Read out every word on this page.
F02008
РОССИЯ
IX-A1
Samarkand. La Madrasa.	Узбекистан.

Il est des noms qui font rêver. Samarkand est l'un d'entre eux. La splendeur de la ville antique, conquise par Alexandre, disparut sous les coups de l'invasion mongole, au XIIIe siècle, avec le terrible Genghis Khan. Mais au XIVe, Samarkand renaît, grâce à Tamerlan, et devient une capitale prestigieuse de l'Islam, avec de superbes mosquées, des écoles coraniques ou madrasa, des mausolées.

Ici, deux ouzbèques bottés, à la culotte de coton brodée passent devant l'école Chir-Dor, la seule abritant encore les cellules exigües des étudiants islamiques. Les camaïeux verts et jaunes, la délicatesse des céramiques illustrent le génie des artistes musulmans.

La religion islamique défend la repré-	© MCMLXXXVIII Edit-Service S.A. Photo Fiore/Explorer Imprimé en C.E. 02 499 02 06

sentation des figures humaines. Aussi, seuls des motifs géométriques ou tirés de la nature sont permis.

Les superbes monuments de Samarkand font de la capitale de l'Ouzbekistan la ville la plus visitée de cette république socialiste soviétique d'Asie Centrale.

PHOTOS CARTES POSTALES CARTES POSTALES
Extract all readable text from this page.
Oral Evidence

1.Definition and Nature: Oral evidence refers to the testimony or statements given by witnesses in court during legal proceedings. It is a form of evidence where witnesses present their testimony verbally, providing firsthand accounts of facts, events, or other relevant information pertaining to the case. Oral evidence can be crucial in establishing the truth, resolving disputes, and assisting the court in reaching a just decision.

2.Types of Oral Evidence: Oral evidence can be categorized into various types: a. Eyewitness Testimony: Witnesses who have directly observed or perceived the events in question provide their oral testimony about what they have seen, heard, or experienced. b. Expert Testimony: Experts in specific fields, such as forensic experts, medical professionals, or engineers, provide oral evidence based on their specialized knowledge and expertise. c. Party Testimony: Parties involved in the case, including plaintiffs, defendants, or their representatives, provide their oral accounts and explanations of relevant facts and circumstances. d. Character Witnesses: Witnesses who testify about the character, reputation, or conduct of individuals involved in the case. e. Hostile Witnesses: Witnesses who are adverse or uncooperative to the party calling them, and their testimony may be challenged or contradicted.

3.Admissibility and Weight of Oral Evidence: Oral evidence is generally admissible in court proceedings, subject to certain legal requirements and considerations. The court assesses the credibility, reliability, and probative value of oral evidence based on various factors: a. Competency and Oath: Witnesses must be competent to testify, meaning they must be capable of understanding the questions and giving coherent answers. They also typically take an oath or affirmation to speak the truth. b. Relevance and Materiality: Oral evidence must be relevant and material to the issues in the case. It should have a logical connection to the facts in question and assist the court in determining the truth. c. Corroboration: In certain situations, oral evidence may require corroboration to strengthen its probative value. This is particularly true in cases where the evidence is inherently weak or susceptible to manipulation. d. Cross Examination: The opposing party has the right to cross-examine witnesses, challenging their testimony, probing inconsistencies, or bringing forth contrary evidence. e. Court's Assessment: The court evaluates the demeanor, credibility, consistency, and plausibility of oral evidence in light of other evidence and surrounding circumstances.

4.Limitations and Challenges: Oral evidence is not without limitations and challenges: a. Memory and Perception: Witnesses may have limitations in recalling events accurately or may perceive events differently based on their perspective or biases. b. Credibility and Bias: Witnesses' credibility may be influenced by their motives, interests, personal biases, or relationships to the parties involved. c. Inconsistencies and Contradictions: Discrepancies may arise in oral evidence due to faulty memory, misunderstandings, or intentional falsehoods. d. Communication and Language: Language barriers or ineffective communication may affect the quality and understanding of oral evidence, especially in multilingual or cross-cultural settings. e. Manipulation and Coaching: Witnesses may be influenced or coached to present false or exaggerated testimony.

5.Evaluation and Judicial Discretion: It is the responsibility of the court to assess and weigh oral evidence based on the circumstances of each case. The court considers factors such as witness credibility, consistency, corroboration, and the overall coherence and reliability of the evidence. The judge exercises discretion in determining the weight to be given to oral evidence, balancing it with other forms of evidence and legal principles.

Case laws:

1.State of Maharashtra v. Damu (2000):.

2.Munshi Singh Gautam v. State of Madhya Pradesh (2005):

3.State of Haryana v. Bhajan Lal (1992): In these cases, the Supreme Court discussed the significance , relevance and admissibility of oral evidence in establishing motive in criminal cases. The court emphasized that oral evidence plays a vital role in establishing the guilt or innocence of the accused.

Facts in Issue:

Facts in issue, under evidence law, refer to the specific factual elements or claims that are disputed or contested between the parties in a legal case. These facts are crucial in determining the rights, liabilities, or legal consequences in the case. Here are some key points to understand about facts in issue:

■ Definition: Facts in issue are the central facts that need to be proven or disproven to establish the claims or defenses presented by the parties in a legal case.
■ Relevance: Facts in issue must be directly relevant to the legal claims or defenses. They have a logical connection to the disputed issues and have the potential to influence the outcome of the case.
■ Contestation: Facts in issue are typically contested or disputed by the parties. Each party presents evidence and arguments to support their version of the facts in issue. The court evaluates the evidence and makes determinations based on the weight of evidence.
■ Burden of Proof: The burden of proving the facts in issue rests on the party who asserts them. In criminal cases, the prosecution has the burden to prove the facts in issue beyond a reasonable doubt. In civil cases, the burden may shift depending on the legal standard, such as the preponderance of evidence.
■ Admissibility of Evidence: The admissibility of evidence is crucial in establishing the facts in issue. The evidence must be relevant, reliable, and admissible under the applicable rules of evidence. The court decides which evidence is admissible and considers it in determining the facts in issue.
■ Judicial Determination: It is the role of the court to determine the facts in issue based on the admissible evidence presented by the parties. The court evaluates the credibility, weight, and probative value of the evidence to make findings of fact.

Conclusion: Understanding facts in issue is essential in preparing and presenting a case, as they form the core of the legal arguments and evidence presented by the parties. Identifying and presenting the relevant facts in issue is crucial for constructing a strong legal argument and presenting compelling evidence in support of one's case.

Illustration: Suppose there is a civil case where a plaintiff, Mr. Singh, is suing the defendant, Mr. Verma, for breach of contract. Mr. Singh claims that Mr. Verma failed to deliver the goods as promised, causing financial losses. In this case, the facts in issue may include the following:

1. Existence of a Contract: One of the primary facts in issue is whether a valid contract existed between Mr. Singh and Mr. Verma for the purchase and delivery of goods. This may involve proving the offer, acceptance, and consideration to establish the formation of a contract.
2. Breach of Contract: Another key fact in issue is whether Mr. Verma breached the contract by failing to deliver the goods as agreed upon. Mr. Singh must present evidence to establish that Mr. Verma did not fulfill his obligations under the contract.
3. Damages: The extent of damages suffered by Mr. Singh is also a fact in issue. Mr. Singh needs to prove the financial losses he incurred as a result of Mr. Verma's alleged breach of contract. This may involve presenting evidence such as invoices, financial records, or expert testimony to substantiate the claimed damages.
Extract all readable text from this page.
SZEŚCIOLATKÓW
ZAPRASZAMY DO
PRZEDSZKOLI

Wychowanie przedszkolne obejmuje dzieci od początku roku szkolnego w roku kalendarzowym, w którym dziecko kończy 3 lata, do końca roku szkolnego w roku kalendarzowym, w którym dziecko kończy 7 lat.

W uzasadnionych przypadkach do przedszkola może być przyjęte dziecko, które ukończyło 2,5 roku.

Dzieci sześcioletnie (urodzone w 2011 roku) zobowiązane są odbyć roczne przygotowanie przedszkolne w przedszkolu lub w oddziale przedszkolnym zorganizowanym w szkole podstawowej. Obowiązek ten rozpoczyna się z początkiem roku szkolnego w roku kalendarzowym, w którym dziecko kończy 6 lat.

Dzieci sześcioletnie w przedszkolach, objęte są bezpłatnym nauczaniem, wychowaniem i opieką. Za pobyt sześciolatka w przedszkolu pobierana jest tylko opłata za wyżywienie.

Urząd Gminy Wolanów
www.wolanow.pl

→ **REQUIRED WORK**
Check each line in the records for the word "value" and say how many have it, with nothing else.

→ **THE RESULT**
2